### BRIEF
Your answer should be only a number: how many lines include the word "Listen".

Data records:

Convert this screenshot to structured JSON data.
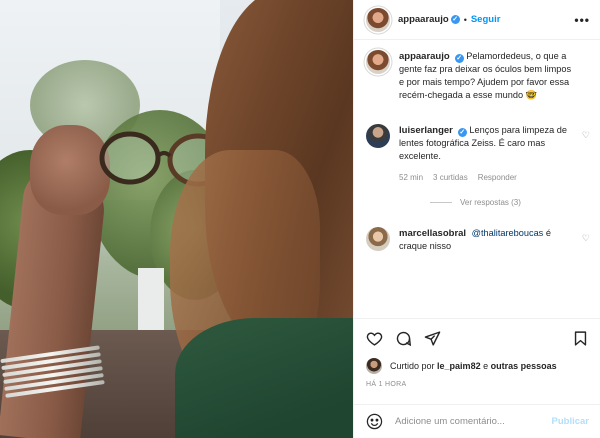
{
  "photo": {
    "alt": ""
  },
  "post": {
    "author": "appaaraujo",
    "follow_label": "Seguir",
    "more": "•••",
    "separator": "•"
  },
  "comments": [
    {
      "user": "appaaraujo",
      "text": "Pelamordedeus, o que a gente faz pra deixar os óculos bem limpos e por mais tempo? Ajudem por favor essa recém-chegada a esse mundo",
      "emoji": "🤓"
    },
    {
      "user": "luiserlanger",
      "text": "Lenços para limpeza de lentes fotográfica Zeiss. É caro mas excelente.",
      "time": "52 min",
      "likes": "3 curtidas",
      "reply": "Responder",
      "view_replies": "Ver respostas (3)"
    },
    {
      "user": "marcellasobral",
      "mention": "@thalitareboucas",
      "text": "é craque nisso"
    }
  ],
  "liked_by": {
    "prefix": "Curtido por",
    "user": "le_paim82",
    "suffix": "e",
    "others": "outras pessoas"
  },
  "timestamp": "HÁ 1 HORA",
  "add_comment": {
    "placeholder": "Adicione um comentário...",
    "post_label": "Publicar"
  },
  "colors": {
    "link_blue": "#0095f6",
    "verified_blue": "#3897f0",
    "muted": "#8e8e8e",
    "text": "#262626",
    "post_disabled": "#b2dffc"
  }
}
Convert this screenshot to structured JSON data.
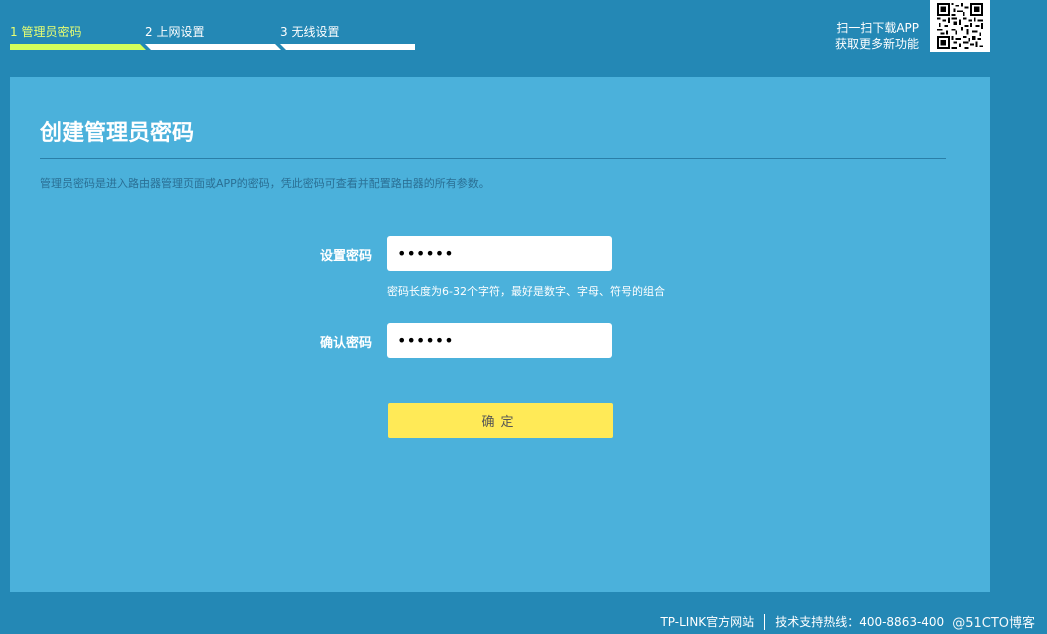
{
  "steps": [
    {
      "label": "1 管理员密码",
      "active": true
    },
    {
      "label": "2 上网设置",
      "active": false
    },
    {
      "label": "3 无线设置",
      "active": false
    }
  ],
  "app": {
    "line1": "扫一扫下载APP",
    "line2": "获取更多新功能",
    "qr_icon": "qr-code-icon"
  },
  "panel": {
    "title": "创建管理员密码",
    "description": "管理员密码是进入路由器管理页面或APP的密码，凭此密码可查看并配置路由器的所有参数。"
  },
  "form": {
    "set_password_label": "设置密码",
    "set_password_value": "••••••",
    "hint": "密码长度为6-32个字符，最好是数字、字母、符号的组合",
    "confirm_password_label": "确认密码",
    "confirm_password_value": "••••••",
    "confirm_button": "确定"
  },
  "footer": {
    "website": "TP-LINK官方网站",
    "hotline": "技术支持热线：400-8863-400",
    "watermark": "@51CTO博客"
  },
  "colors": {
    "background": "#2488b5",
    "panel": "#4bb1db",
    "active_step": "#d4ff5a",
    "button": "#ffea57"
  }
}
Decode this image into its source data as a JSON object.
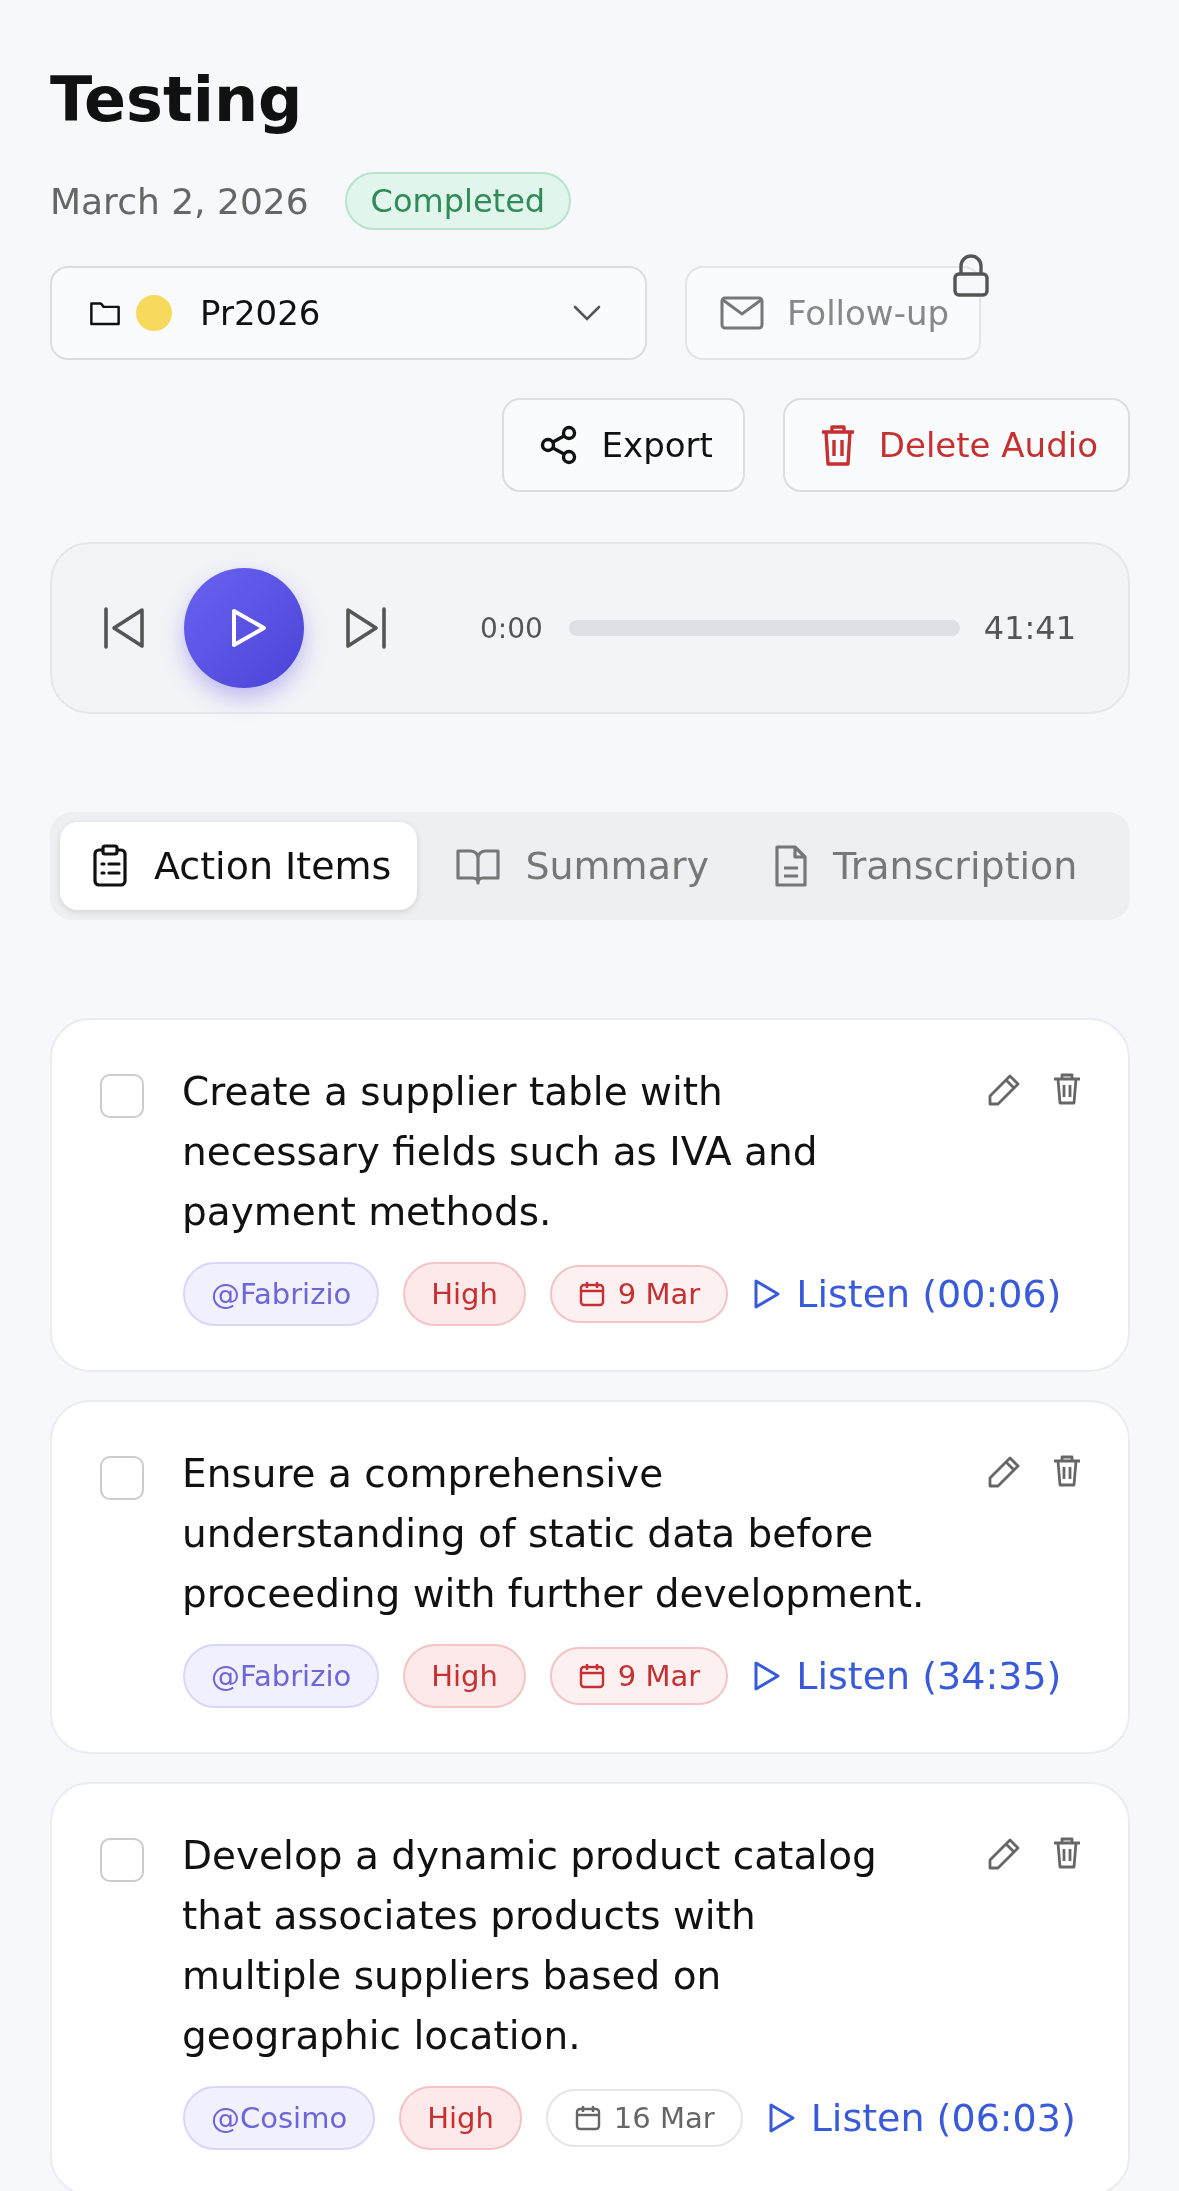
{
  "title": "Testing",
  "date": "March 2, 2026",
  "status": {
    "label": "Completed",
    "kind": "completed"
  },
  "folder": {
    "name": "Pr2026",
    "color": "#f7d95c"
  },
  "follow_up": {
    "label": "Follow-up",
    "locked": true
  },
  "actions": [
    {
      "label": "Export",
      "kind": "export"
    },
    {
      "label": "Delete Audio",
      "kind": "delete"
    }
  ],
  "player": {
    "current": "0:00",
    "total": "41:41"
  },
  "tabs": [
    {
      "label": "Action Items",
      "kind": "items",
      "selected": true
    },
    {
      "label": "Summary",
      "kind": "summary",
      "selected": false
    },
    {
      "label": "Transcription",
      "kind": "transcript",
      "selected": false
    }
  ],
  "items": [
    {
      "text": "Create a supplier table with necessary fields such as IVA and payment methods.",
      "checked": false,
      "assignee": "@Fabrizio",
      "priority": "High",
      "due": "9 Mar",
      "overdue": true,
      "listen": "Listen (00:06)"
    },
    {
      "text": "Ensure a comprehensive understanding of static data before proceeding with further development.",
      "checked": false,
      "assignee": "@Fabrizio",
      "priority": "High",
      "due": "9 Mar",
      "overdue": true,
      "listen": "Listen (34:35)"
    },
    {
      "text": "Develop a dynamic product catalog that associates products with multiple suppliers based on geographic location.",
      "checked": false,
      "assignee": "@Cosimo",
      "priority": "High",
      "due": "16 Mar",
      "overdue": false,
      "listen": "Listen (06:03)"
    }
  ]
}
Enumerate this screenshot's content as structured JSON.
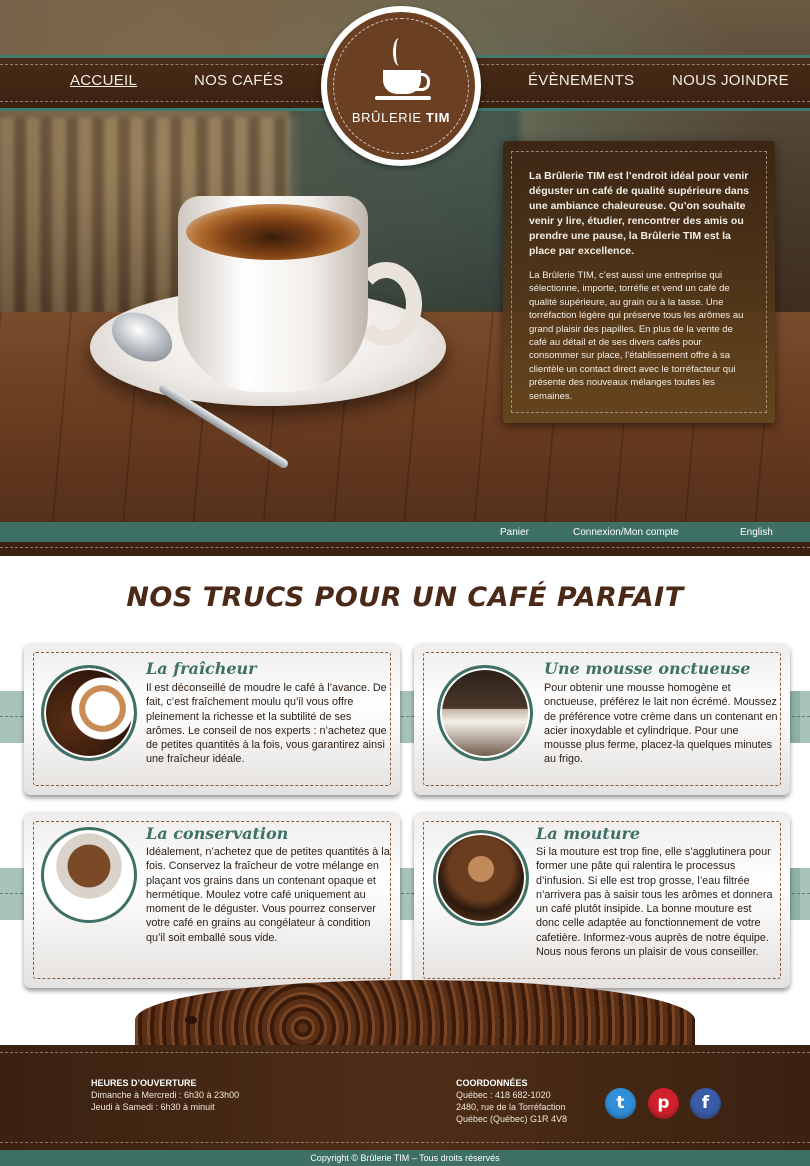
{
  "nav": {
    "left": [
      "ACCUEIL",
      "NOS CAFÉS"
    ],
    "right": [
      "ÉVÈNEMENTS",
      "NOUS JOINDRE"
    ]
  },
  "logo": {
    "brand": "BRÛLERIE",
    "name": "TIM"
  },
  "intro": {
    "lead": "La Brûlerie TIM est l’endroit idéal pour venir déguster un café de qualité supérieure dans une ambiance chaleureuse. Qu’on souhaite venir y lire, étudier, rencontrer des amis ou prendre une pause, la Brûlerie TIM est la place par excellence.",
    "body": "La Brûlerie TIM, c’est aussi une entreprise qui sélectionne, importe, torréfie et vend un café de qualité supérieure, au grain ou à la tasse. Une torréfaction légère qui préserve tous les arômes au grand plaisir des papilles. En plus de la vente de café au détail et de ses divers cafés pour consommer sur place, l’établissement offre à sa clientèle un contact direct avec le torréfacteur qui présente des nouveaux mélanges toutes les semaines."
  },
  "utility": {
    "cart": "Panier",
    "account": "Connexion/Mon compte",
    "language": "English"
  },
  "tips": {
    "title": "NOS TRUCS POUR UN CAFÉ PARFAIT",
    "items": [
      {
        "title": "La fraîcheur",
        "text": "Il est déconseillé de moudre le café à l’avance. De fait, c’est fraîchement moulu qu’il vous offre pleinement la richesse et la subtilité de ses arômes. Le conseil de nos experts : n’achetez que de petites quantités à la fois, vous garantirez ainsi une fraîcheur idéale."
      },
      {
        "title": "Une mousse onctueuse",
        "text": "Pour obtenir une mousse homogène et onctueuse, préférez le lait non écrémé. Moussez de préférence votre crème dans un contenant en acier inoxydable et cylindrique. Pour une mousse plus ferme, placez-la quelques minutes au frigo."
      },
      {
        "title": "La conservation",
        "text": "Idéalement, n’achetez que de petites quantités à la fois. Conservez la fraîcheur de votre mélange en plaçant vos grains dans un contenant opaque et hermétique. Moulez votre café uniquement au moment de le déguster. Vous pourrez conserver votre café en grains au congélateur à condition qu’il soit emballé sous vide."
      },
      {
        "title": "La mouture",
        "text": "Si la mouture est trop fine, elle s’agglutinera pour former une pâte qui ralentira le processus d’infusion. Si elle est trop grosse, l’eau filtrée n’arrivera pas à saisir tous les arômes et donnera un café plutôt insipide. La bonne mouture est donc celle adaptée au fonctionnement de votre cafetière. Informez-vous auprès de notre équipe. Nous nous ferons un plaisir de vous conseiller."
      }
    ]
  },
  "footer": {
    "hours": {
      "title": "HEURES D’OUVERTURE",
      "lines": [
        "Dimanche à Mercredi : 6h30 à 23h00",
        "Jeudi à Samedi : 6h30 à minuit"
      ]
    },
    "contact": {
      "title": "COORDONNÉES",
      "lines": [
        "Québec : 418 682-1020",
        "2480, rue de la Torréfaction",
        "Québec (Québec) G1R 4V8"
      ]
    },
    "social": [
      {
        "name": "twitter-icon",
        "glyph": "t",
        "color": "#2f8fd8"
      },
      {
        "name": "pinterest-icon",
        "glyph": "p",
        "color": "#d0212b"
      },
      {
        "name": "facebook-icon",
        "glyph": "f",
        "color": "#3b5ca8"
      }
    ],
    "copyright": "Copyright © Brûlerie TIM – Tous droits réservés"
  }
}
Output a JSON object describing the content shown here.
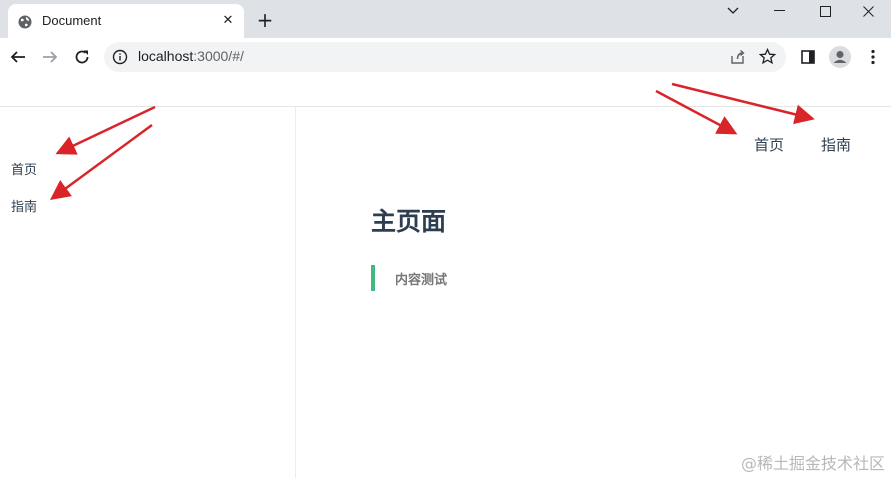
{
  "browser": {
    "tab": {
      "title": "Document",
      "close_glyph": "✕",
      "favicon": "globe-icon"
    },
    "new_tab_glyph": "+",
    "url_host": "localhost",
    "url_rest": ":3000/#/",
    "icons": [
      "back-icon",
      "forward-icon",
      "reload-icon",
      "info-icon",
      "share-icon",
      "star-icon",
      "sidepanel-icon",
      "profile-icon",
      "menu-icon"
    ]
  },
  "sidebar": {
    "items": [
      {
        "label": "首页"
      },
      {
        "label": "指南"
      }
    ]
  },
  "nav": {
    "items": [
      {
        "label": "首页"
      },
      {
        "label": "指南"
      }
    ]
  },
  "main": {
    "title": "主页面",
    "blockquote": "内容测试"
  },
  "watermark": "@稀土掘金技术社区",
  "colors": {
    "accent": "#42b983",
    "text": "#2c3e50",
    "annotation_arrow": "#d9252a"
  }
}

### ANSWER TO THIS PROBLEM
3